Extracted data entries
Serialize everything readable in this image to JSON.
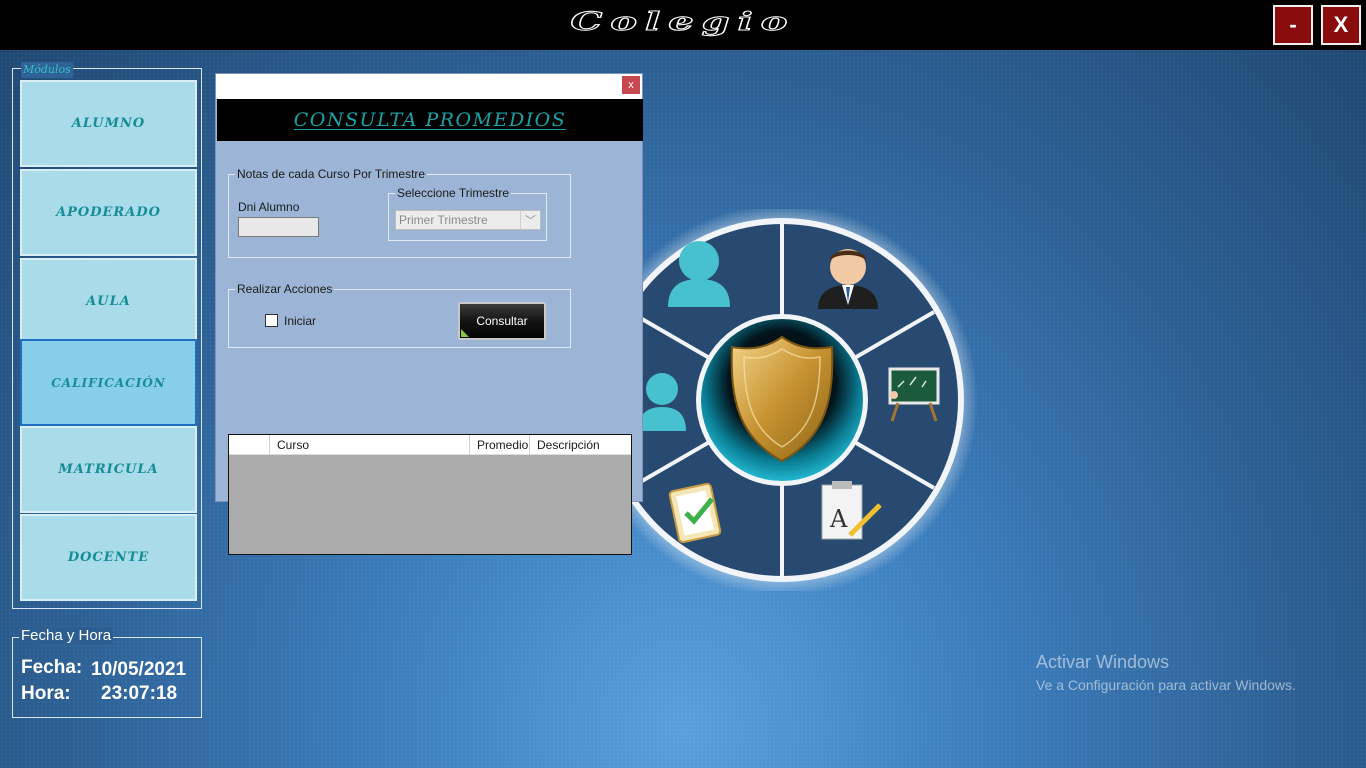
{
  "app": {
    "title": "Colegio",
    "minimize_label": "-",
    "close_label": "X"
  },
  "modules": {
    "legend": "Módulos",
    "items": [
      {
        "label": "ALUMNO"
      },
      {
        "label": "APODERADO"
      },
      {
        "label": "AULA"
      },
      {
        "label": "CALIFICACIÓN",
        "active": true
      },
      {
        "label": "MATRICULA"
      },
      {
        "label": "DOCENTE"
      }
    ]
  },
  "datetime": {
    "legend": "Fecha y Hora",
    "fecha_label": "Fecha:",
    "fecha_value": "10/05/2021",
    "hora_label": "Hora:",
    "hora_value": "23:07:18"
  },
  "dialog": {
    "close_label": "x",
    "heading": "CONSULTA PROMEDIOS",
    "notes_group": {
      "legend": "Notas de cada Curso Por Trimestre",
      "dni_label": "Dni Alumno",
      "dni_value": "",
      "trimestre_legend": "Seleccione Trimestre",
      "trimestre_value": "Primer Trimestre"
    },
    "actions_group": {
      "legend": "Realizar Acciones",
      "iniciar_label": "Iniciar",
      "iniciar_checked": false,
      "consultar_label": "Consultar"
    },
    "grid": {
      "columns": [
        "",
        "Curso",
        "Promedio",
        "Descripción"
      ],
      "rows": []
    }
  },
  "wheel": {
    "segments": [
      "person-icon",
      "businessman-icon",
      "chalkboard-icon",
      "document-pencil-icon",
      "clipboard-check-icon",
      "person-icon"
    ],
    "center": "shield-icon",
    "colors": {
      "ring": "#f3f6fa",
      "segment": "#2a4d73",
      "center": "#0d8fa6",
      "shield": "#c99a3a"
    }
  },
  "watermark": {
    "title": "Activar Windows",
    "subtitle": "Ve a Configuración para activar Windows."
  }
}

# [OBJECTIVE]
From the listing above, pick out each line where the word "Curso" appears.

# [RESULT OF THE TASK]
      "legend": "Notas de cada Curso Por Trimestre",
        "Curso",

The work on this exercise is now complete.